### [Set task]
All lines in the data bearing the string "Berat" should be identified and copied.

### [Data listing]
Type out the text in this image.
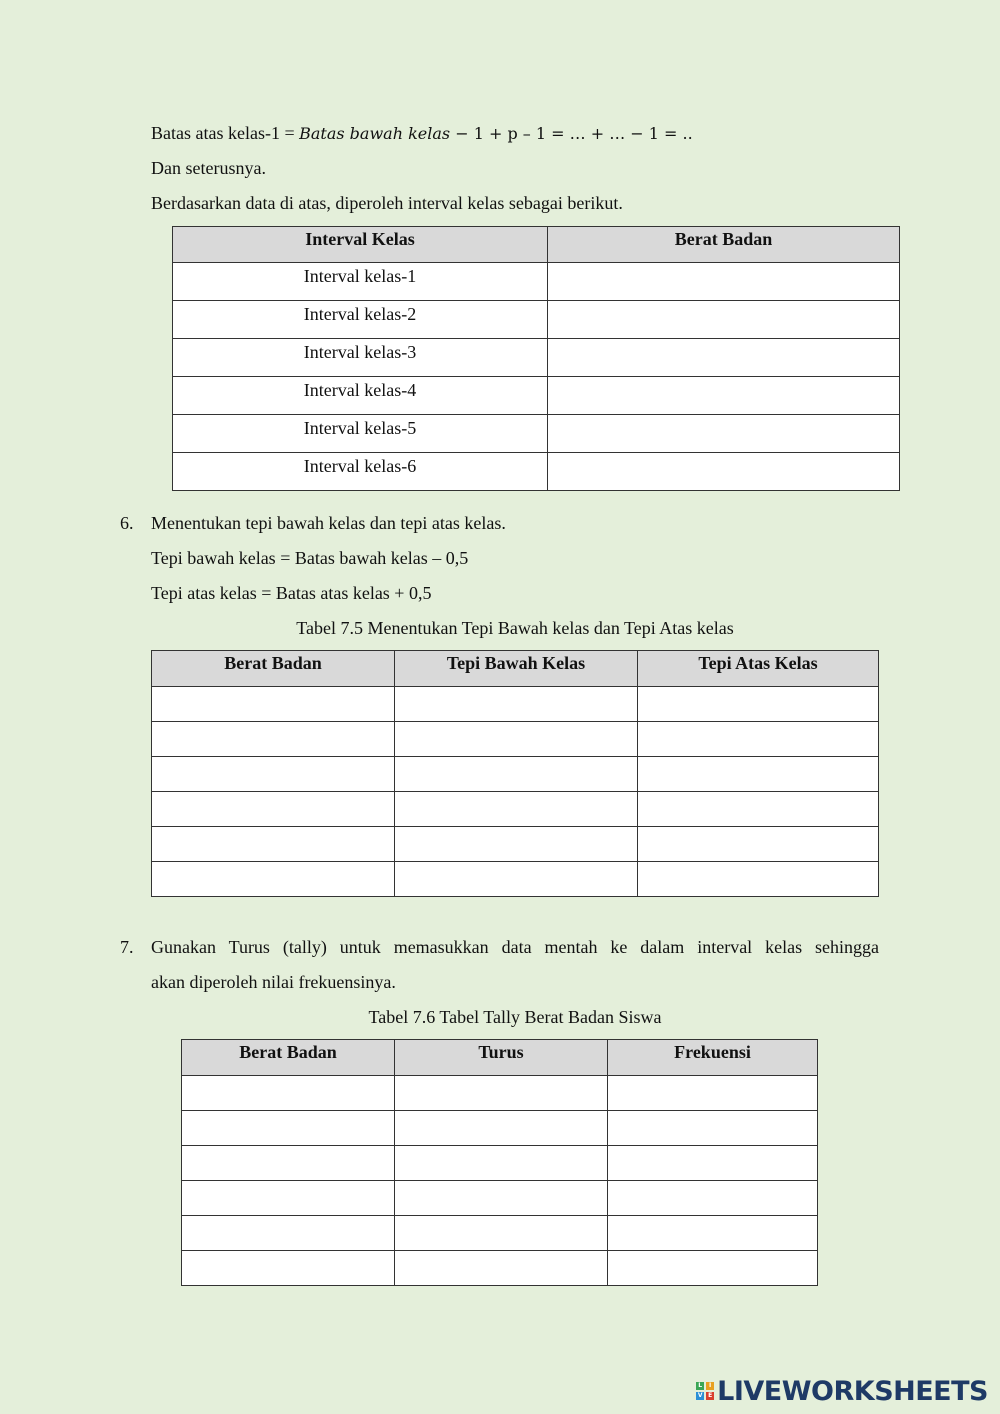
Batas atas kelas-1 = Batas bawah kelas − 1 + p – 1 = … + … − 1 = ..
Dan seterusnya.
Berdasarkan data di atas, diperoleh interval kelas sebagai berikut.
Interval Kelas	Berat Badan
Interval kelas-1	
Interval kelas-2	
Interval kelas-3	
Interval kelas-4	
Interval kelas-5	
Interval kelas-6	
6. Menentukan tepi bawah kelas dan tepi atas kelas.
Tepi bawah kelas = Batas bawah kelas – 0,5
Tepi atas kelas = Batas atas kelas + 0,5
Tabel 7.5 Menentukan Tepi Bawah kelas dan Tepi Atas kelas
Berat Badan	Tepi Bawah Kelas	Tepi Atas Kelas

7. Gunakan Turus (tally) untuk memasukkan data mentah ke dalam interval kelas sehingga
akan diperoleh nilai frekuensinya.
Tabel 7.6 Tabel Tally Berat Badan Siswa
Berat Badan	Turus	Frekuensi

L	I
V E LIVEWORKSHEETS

### [Task output]
Interval Kelas	Berat Badan
Berat Badan	Tepi Bawah Kelas	Tepi Atas Kelas
Tabel 7.6 Tabel Tally Berat Badan Siswa
Berat Badan	Turus	Frekuensi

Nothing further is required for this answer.